• **WHAT IS EXPECTED**: Scan the data for "textiles" and copy the lines it appears in.

• **DATA SUPPLIED**:
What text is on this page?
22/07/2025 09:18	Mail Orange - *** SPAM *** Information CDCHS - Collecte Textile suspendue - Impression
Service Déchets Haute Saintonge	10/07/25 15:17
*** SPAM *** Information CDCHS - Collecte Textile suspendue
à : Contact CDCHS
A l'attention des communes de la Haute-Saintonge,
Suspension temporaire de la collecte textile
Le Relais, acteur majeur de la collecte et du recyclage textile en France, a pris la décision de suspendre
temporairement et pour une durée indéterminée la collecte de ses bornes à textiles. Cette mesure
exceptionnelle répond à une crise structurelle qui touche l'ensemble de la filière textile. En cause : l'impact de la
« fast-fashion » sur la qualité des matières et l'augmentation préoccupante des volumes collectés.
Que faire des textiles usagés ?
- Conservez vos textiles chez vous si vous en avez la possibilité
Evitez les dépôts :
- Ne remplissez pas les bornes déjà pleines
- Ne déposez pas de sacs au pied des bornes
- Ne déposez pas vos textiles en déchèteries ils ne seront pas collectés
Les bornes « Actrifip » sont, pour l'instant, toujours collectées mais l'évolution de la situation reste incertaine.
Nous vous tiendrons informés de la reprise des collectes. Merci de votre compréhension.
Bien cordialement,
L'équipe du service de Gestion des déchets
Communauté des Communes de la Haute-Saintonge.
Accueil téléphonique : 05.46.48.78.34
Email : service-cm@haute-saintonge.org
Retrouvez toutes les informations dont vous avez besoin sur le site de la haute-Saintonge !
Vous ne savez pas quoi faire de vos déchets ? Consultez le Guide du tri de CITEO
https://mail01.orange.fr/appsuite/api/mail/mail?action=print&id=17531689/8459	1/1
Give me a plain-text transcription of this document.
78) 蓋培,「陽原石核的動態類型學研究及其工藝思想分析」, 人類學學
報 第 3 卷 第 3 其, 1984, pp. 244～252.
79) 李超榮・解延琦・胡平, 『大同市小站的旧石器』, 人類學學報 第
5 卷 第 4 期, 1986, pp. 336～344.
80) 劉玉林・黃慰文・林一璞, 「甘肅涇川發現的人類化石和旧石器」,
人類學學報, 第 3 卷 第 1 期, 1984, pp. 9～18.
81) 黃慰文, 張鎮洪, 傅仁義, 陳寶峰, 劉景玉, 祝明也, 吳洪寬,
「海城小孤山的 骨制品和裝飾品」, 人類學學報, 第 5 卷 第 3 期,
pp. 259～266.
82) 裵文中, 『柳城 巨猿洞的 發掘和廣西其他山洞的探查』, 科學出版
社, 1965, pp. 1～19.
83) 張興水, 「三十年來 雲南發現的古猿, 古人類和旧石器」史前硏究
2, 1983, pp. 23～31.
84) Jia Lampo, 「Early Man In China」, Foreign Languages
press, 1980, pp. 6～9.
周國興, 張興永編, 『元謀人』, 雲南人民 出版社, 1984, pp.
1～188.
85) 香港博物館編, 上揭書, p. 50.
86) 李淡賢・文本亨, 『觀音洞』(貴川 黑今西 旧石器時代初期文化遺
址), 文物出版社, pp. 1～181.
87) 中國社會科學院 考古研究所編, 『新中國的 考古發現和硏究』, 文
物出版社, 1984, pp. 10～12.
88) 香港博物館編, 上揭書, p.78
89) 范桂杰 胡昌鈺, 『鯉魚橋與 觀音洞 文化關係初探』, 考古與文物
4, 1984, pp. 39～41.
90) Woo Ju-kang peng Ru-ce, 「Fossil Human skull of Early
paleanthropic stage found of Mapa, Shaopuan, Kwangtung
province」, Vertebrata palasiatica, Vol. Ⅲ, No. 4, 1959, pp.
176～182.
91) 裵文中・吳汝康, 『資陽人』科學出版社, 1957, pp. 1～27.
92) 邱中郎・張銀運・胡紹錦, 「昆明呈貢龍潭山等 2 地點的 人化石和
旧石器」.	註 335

• **ANSWER BELOW**:
temporairement et pour une durée indéterminée la collecte de ses bornes à textiles. Cette mesure
Que faire des textiles usagés ?
- Conservez vos textiles chez vous si vous en avez la possibilité
- Ne déposez pas vos textiles en déchèteries ils ne seront pas collectés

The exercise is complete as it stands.